__What you need to do__:
Each line containing the word "http" needs to be copied.

____ Records for this task

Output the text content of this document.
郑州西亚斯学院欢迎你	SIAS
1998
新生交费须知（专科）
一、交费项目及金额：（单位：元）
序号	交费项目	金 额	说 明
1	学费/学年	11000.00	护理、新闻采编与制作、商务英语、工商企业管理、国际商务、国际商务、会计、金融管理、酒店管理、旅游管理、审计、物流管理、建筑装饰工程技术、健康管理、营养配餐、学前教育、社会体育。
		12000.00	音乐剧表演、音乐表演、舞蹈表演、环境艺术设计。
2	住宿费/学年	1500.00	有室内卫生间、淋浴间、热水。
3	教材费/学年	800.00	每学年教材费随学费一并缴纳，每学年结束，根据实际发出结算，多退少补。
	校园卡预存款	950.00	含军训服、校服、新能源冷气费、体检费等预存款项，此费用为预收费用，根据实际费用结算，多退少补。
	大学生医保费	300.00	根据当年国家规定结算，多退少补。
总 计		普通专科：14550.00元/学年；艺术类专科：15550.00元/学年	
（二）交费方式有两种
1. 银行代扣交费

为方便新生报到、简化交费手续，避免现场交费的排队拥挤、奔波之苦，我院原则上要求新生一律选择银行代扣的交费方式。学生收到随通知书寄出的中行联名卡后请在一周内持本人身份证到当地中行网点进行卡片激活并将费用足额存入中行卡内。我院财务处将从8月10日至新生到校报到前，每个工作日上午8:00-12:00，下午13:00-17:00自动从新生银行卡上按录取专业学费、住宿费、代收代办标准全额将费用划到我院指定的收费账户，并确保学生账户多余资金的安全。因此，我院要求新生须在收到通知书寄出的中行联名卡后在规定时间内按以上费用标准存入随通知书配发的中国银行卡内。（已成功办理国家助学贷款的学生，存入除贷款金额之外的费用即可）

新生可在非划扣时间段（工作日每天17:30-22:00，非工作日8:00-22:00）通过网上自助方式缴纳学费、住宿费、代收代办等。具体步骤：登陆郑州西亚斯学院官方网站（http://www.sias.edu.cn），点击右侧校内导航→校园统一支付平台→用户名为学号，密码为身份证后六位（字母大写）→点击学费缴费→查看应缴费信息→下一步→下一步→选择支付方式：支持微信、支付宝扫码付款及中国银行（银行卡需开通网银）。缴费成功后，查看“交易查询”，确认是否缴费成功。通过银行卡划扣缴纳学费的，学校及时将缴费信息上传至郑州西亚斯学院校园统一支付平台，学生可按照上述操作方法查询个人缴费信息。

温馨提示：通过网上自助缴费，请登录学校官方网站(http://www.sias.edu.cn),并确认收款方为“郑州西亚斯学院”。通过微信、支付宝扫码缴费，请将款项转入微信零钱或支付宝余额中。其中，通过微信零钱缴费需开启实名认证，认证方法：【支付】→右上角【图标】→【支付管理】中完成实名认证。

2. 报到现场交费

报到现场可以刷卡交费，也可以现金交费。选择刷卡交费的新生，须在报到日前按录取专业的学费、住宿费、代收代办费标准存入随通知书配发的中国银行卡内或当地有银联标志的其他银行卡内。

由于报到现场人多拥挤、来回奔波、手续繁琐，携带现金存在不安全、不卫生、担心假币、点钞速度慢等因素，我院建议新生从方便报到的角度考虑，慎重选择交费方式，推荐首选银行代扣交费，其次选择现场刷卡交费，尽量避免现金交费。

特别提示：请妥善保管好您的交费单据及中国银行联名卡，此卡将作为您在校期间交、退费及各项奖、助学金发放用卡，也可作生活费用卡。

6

________

__Result of the exercise__:
新生可在非划扣时间段（工作日每天17:30-22:00，非工作日8:00-22:00）通过网上自助方式缴纳学费、住宿费、代收代办等。具体步骤：登陆郑州西亚斯学院官方网站（http://www.sias.edu.cn），点击右侧校内导航→校园统一支付平台→用户名为学号，密码为身份证后六位（字母大写）→点击学费缴费→查看应缴费信息→下一步→下一步→选择支付方式：支持微信、支付宝扫码付款及中国银行（银行卡需开通网银）。缴费成功后，查看“交易查询”，确认是否缴费成功。通过银行卡划扣缴纳学费的，学校及时将缴费信息上传至郑州西亚斯学院校园统一支付平台，学生可按照上述操作方法查询个人缴费信息。
温馨提示：通过网上自助缴费，请登录学校官方网站(http://www.sias.edu.cn),并确认收款方为“郑州西亚斯学院”。通过微信、支付宝扫码缴费，请将款项转入微信零钱或支付宝余额中。其中，通过微信零钱缴费需开启实名认证，认证方法：【支付】→右上角【图标】→【支付管理】中完成实名认证。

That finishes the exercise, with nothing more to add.